*Description of the task:*
Pull every line of the entries that has the word "assign".
------------------------------------
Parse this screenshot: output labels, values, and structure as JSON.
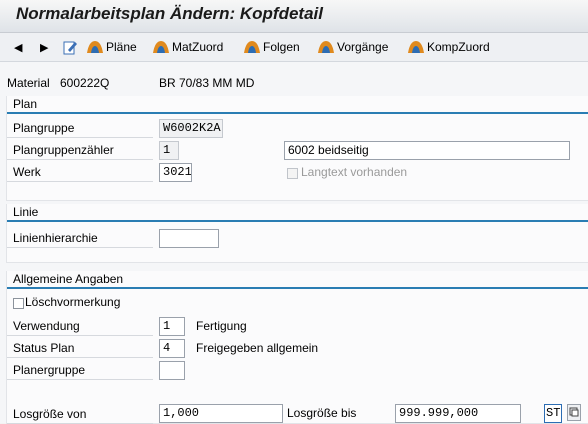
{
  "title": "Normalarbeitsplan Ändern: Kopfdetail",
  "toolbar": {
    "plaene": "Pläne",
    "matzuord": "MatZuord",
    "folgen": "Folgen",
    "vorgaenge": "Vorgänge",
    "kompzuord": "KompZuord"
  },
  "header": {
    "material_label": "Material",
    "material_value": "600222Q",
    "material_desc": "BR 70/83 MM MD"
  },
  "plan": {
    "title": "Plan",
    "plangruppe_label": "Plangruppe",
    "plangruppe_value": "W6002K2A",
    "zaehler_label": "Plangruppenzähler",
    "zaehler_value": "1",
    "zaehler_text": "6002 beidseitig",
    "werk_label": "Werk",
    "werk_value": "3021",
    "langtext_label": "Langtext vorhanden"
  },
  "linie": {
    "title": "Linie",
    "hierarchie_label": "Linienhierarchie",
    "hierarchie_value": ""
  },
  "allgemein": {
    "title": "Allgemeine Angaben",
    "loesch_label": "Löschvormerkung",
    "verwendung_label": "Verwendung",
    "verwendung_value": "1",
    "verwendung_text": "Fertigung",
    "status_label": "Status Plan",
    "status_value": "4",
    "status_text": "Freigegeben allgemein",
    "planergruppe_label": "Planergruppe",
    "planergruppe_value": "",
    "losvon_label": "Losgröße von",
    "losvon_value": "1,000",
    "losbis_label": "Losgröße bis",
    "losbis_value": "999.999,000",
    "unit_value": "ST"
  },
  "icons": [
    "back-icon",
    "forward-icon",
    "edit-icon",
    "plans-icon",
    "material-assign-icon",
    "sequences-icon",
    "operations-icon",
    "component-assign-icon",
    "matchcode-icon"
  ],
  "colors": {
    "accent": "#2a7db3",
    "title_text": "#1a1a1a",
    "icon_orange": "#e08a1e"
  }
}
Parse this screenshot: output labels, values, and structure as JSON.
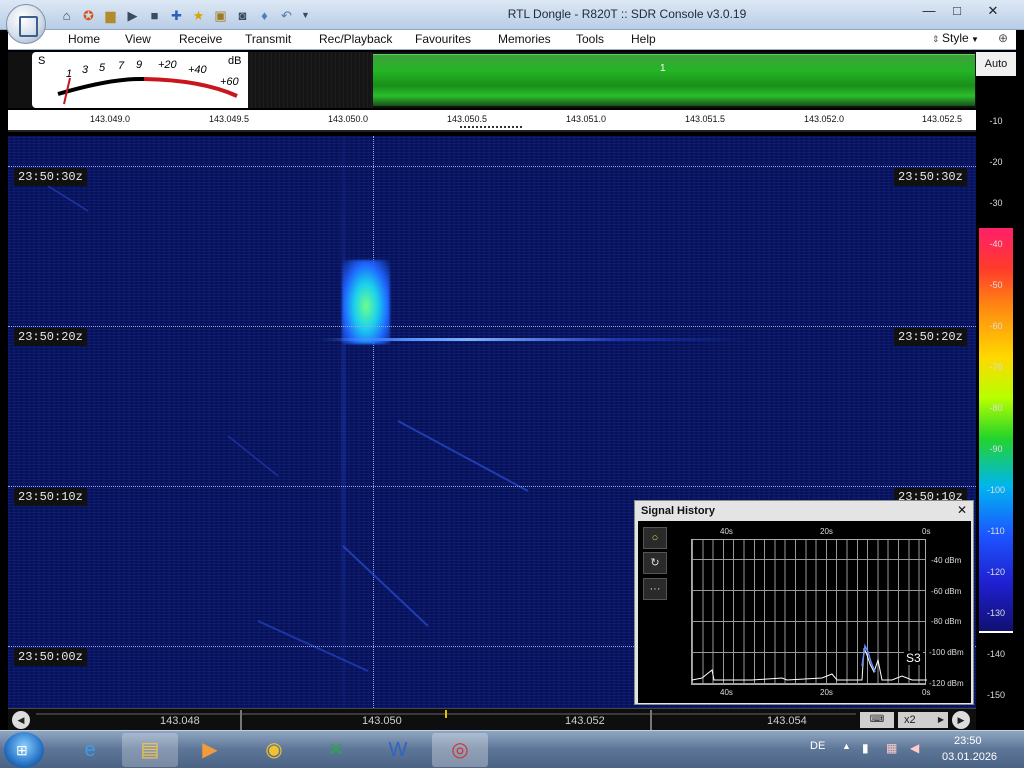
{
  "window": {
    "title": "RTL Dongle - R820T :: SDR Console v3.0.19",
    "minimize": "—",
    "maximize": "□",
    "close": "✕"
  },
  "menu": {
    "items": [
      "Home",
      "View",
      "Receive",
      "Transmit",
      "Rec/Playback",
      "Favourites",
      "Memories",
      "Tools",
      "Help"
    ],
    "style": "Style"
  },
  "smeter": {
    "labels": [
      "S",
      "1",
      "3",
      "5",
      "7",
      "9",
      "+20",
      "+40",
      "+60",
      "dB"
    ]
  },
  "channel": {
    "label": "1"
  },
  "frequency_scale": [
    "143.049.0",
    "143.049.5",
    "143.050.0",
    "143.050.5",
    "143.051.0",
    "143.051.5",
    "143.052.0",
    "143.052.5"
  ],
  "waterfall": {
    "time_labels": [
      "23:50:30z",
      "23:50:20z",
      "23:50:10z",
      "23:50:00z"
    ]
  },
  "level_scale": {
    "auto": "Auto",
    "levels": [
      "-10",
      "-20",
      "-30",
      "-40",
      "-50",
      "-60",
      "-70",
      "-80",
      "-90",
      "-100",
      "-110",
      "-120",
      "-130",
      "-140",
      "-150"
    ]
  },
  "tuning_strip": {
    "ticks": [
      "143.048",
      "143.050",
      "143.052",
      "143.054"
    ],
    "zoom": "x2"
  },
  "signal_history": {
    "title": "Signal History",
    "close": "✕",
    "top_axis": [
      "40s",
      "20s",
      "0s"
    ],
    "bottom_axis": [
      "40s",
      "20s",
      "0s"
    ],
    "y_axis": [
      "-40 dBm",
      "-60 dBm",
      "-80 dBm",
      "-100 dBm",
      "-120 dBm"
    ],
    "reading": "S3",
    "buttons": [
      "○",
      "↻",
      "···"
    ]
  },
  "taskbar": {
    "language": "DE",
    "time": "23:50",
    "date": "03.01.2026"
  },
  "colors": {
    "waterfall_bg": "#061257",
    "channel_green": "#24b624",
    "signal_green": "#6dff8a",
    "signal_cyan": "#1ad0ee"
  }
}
------------------------------------
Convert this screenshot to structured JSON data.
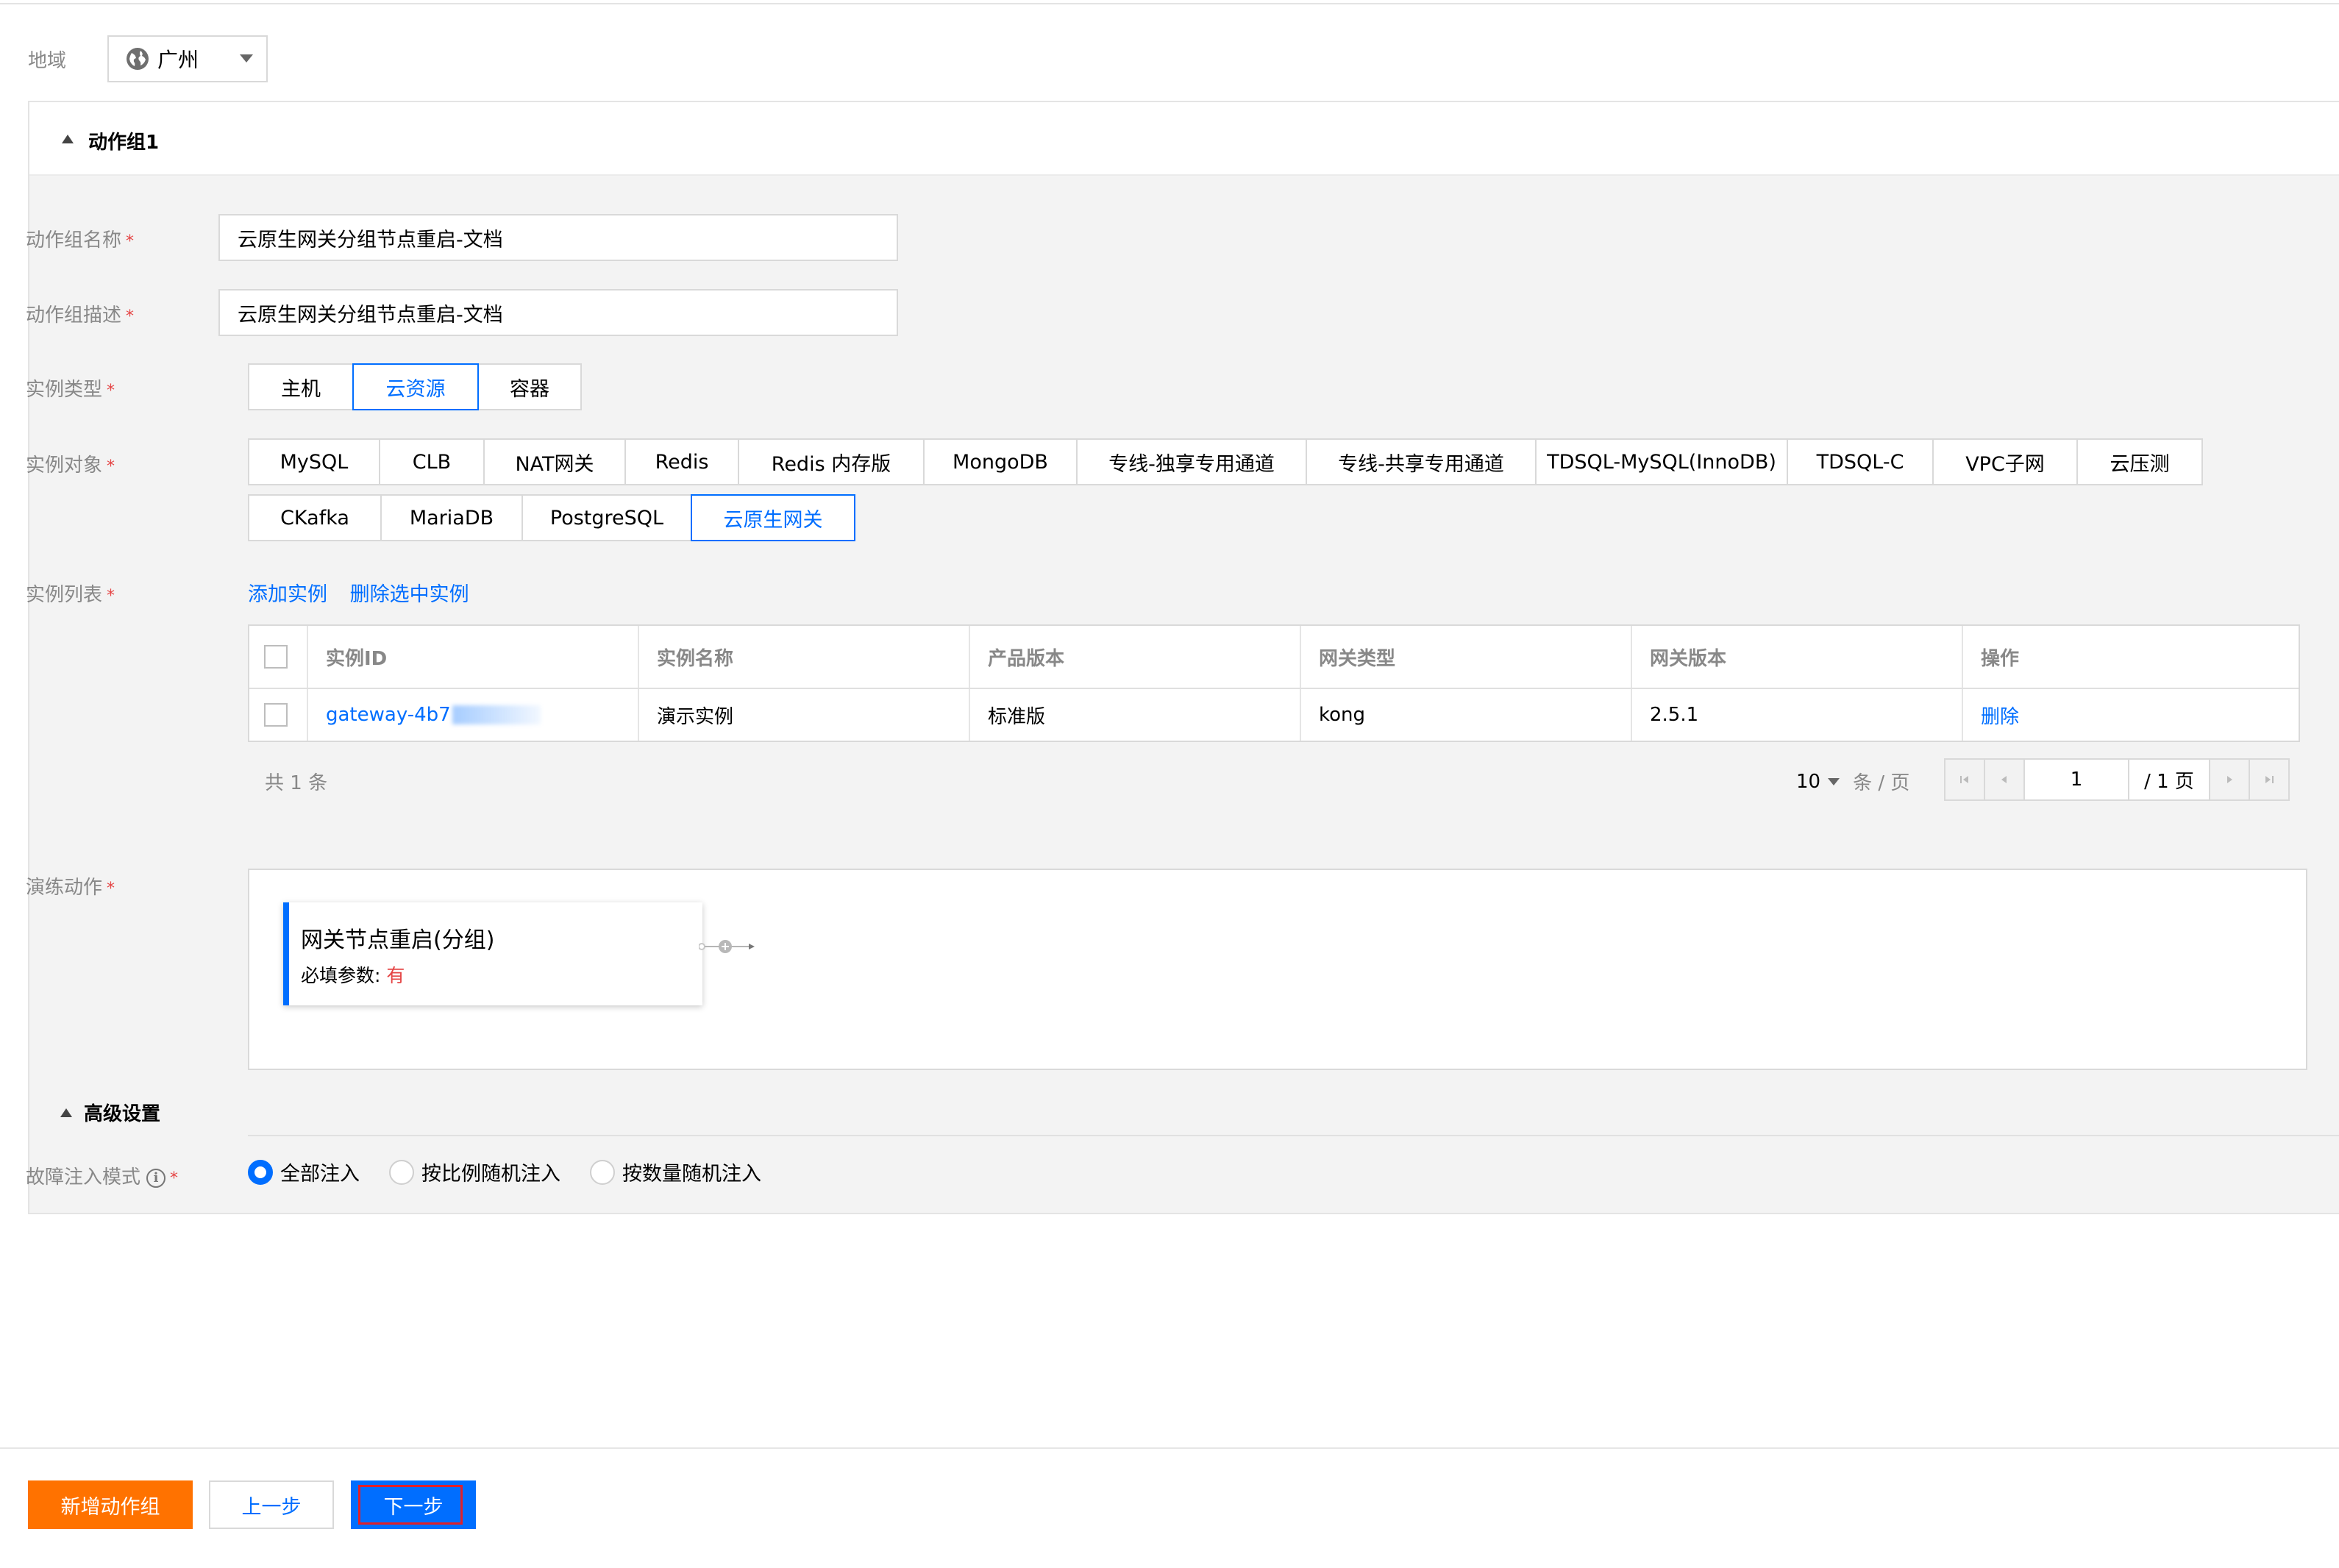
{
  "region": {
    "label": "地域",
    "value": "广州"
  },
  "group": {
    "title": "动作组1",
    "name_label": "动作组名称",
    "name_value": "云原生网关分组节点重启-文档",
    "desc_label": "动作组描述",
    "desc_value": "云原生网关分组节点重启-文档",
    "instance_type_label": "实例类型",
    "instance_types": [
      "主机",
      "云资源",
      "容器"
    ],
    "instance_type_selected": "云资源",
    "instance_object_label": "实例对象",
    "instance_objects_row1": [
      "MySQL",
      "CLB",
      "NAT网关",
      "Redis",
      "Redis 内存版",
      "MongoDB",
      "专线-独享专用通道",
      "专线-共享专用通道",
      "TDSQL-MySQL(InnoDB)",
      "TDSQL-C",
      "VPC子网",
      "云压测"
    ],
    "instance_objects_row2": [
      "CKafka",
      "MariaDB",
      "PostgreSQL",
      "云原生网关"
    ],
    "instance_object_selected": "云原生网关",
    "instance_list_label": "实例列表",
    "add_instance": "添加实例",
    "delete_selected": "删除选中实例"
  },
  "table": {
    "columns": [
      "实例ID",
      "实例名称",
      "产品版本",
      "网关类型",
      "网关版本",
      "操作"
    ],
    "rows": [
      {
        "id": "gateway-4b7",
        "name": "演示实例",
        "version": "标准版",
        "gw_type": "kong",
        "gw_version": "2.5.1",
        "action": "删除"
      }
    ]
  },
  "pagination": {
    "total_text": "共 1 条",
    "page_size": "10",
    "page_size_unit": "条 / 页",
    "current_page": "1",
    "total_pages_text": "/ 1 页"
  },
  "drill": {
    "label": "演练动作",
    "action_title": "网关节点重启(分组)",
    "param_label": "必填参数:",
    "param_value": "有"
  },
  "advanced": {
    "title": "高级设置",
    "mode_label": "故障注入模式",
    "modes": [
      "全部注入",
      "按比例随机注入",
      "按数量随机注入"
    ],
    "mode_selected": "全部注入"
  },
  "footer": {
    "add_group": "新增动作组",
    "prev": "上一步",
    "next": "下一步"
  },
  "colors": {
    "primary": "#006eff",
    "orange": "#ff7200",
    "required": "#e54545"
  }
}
------------------------------------
*Completed exercise:*
    "material-assign-icon",
    "component-assign-icon",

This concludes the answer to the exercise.